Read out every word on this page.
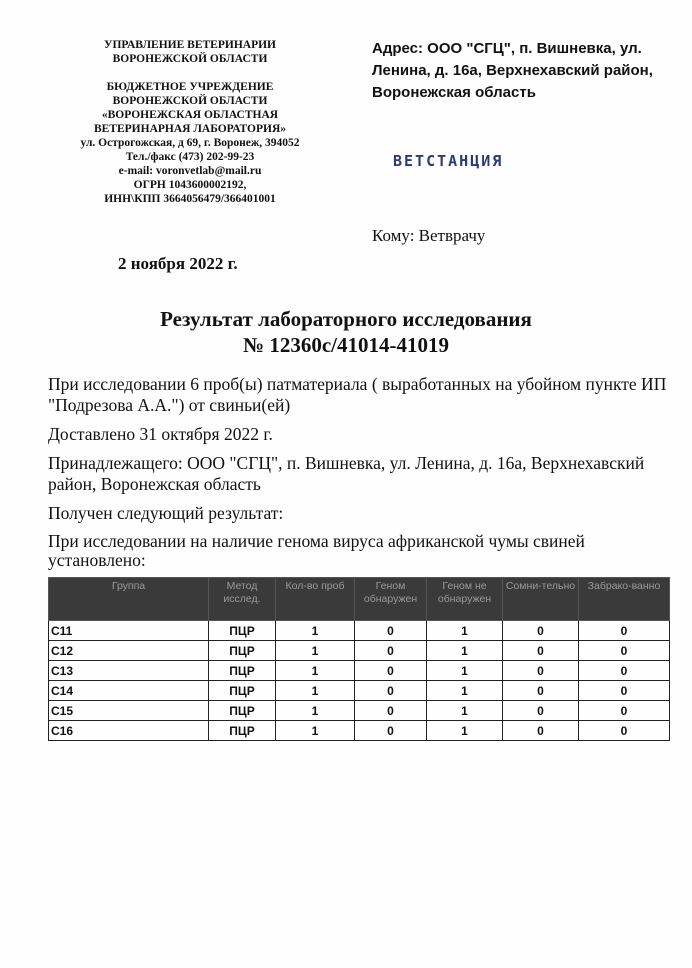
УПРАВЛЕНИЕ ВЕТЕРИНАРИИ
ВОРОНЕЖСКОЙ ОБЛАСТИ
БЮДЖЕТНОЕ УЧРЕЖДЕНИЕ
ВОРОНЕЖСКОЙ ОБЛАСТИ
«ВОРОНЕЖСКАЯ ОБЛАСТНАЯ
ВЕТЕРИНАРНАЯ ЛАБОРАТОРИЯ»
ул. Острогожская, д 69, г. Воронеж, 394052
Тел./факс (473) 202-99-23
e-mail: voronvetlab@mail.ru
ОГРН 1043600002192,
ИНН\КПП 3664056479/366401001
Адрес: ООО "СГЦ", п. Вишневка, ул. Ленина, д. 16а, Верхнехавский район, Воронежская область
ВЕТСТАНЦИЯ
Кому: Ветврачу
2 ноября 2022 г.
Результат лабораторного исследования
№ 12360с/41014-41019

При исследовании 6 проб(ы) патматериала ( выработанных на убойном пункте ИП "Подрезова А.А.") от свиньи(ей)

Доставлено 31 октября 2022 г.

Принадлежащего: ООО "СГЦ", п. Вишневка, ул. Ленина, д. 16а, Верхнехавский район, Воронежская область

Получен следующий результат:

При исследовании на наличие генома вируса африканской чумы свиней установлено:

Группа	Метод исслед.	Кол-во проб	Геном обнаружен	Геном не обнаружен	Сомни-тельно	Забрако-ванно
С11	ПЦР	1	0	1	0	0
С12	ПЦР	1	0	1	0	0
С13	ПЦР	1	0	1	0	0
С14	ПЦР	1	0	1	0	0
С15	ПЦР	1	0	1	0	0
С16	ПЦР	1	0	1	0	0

» What to produce
Transcribe every record above exactly, leaving out the pictures.

» Output below
Read out every word on this page.
УПРАВЛЕНИЕ ВЕТЕРИНАРИИ
ВОРОНЕЖСКОЙ ОБЛАСТИ
БЮДЖЕТНОЕ УЧРЕЖДЕНИЕ
ВОРОНЕЖСКОЙ ОБЛАСТИ
«ВОРОНЕЖСКАЯ ОБЛАСТНАЯ
ВЕТЕРИНАРНАЯ ЛАБОРАТОРИЯ»
ул. Острогожская, д 69, г. Воронеж, 394052
Тел./факс (473) 202-99-23
e-mail: voronvetlab@mail.ru
ОГРН 1043600002192,
ИНН\КПП 3664056479/366401001
Адрес: ООО "СГЦ", п. Вишневка, ул. Ленина, д. 16а, Верхнехавский район, Воронежская область
ВЕТСТАНЦИЯ
Кому: Ветврачу
2 ноября 2022 г.
Результат лабораторного исследования
№ 12360с/41014-41019

При исследовании 6 проб(ы) патматериала ( выработанных на убойном пункте ИП "Подрезова А.А.") от свиньи(ей)

Доставлено 31 октября 2022 г.

Принадлежащего: ООО "СГЦ", п. Вишневка, ул. Ленина, д. 16а, Верхнехавский район, Воронежская область

Получен следующий результат:

При исследовании на наличие генома вируса африканской чумы свиней установлено:

Группа	Метод исслед.	Кол-во проб	Геном обнаружен	Геном не обнаружен	Сомни-тельно	Забрако-ванно
С11	ПЦР	1	0	1	0	0
С12	ПЦР	1	0	1	0	0
С13	ПЦР	1	0	1	0	0
С14	ПЦР	1	0	1	0	0
С15	ПЦР	1	0	1	0	0
С16	ПЦР	1	0	1	0	0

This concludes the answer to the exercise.